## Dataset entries

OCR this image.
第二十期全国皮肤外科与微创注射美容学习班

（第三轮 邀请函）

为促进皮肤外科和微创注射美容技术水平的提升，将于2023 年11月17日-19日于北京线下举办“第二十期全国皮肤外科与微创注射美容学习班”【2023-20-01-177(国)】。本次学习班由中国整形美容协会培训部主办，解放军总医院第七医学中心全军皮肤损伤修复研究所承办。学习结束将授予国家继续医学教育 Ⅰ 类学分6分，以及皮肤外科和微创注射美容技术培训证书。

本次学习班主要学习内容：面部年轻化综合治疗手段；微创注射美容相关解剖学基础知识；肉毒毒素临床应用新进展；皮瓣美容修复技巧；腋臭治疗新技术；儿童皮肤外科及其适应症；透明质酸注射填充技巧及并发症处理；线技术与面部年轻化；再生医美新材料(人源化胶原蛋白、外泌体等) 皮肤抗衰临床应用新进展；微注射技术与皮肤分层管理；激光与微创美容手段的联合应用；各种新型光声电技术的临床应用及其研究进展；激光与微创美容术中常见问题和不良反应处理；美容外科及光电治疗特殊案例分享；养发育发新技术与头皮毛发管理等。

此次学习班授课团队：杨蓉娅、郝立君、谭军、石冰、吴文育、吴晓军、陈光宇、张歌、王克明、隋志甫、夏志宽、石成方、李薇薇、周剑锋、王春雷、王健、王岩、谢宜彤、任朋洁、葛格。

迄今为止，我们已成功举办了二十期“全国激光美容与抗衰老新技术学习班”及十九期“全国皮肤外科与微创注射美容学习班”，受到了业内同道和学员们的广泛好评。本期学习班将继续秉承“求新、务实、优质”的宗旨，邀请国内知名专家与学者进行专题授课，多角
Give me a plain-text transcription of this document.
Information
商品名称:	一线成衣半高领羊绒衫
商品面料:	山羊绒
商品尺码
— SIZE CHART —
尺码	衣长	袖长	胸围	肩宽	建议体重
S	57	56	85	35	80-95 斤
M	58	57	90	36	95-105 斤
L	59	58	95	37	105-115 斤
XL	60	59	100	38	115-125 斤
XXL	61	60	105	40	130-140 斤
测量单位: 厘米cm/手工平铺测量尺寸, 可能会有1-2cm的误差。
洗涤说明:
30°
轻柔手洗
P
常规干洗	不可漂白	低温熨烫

## Short exercise
Return the line that contains "Give me a plain-text" and all lines after it, verbatim, and nothing else.

## Output of the exercise
Give me a plain-text transcription of this document.
Information
商品名称:	一线成衣半高领羊绒衫
商品面料:	山羊绒
商品尺码
— SIZE CHART —
尺码	衣长	袖长	胸围	肩宽	建议体重
S	57	56	85	35	80-95 斤
M	58	57	90	36	95-105 斤
L	59	58	95	37	105-115 斤
XL	60	59	100	38	115-125 斤
XXL	61	60	105	40	130-140 斤
测量单位: 厘米cm/手工平铺测量尺寸, 可能会有1-2cm的误差。
洗涤说明:
30°
轻柔手洗
P
常规干洗	不可漂白	低温熨烫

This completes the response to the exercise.